• _LISTING_
--- Begin ---

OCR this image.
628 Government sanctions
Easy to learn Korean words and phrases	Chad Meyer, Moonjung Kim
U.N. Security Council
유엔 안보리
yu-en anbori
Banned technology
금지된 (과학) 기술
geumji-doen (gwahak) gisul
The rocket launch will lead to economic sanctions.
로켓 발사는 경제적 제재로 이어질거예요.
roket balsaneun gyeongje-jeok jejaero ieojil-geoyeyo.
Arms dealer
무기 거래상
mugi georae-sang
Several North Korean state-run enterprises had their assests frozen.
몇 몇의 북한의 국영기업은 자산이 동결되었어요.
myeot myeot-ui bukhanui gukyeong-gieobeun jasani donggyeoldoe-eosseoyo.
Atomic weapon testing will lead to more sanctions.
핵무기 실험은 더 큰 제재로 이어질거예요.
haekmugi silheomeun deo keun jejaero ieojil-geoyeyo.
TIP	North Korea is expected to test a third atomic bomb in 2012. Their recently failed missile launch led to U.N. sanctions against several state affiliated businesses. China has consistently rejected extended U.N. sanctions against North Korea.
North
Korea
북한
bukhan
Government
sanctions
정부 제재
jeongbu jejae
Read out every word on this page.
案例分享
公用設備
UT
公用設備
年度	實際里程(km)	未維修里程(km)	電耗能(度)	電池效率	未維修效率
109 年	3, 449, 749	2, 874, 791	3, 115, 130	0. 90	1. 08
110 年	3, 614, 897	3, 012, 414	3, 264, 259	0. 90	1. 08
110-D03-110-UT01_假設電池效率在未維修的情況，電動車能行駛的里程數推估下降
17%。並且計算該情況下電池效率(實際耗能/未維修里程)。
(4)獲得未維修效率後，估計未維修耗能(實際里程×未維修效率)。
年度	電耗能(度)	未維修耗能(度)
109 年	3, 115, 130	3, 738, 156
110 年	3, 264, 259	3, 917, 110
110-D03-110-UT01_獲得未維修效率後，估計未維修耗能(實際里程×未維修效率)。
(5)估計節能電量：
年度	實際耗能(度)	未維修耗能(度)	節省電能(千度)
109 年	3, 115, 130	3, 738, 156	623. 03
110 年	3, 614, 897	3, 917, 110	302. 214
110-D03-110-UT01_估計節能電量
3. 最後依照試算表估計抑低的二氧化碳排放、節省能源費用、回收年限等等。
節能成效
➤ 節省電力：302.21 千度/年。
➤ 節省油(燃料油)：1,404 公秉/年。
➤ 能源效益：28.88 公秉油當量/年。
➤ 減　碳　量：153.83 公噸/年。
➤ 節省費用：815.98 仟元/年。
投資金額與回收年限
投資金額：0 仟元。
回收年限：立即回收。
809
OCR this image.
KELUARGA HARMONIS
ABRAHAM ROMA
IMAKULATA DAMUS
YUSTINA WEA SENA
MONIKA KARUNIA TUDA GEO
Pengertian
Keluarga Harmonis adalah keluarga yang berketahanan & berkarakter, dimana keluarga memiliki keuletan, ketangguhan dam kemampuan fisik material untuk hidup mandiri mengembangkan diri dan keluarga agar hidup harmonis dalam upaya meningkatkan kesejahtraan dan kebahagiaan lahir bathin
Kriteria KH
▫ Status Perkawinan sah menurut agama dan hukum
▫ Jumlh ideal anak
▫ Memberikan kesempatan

--- End ---

Return only the number of lines in the entries that contain the string "估計未維修耗能".

2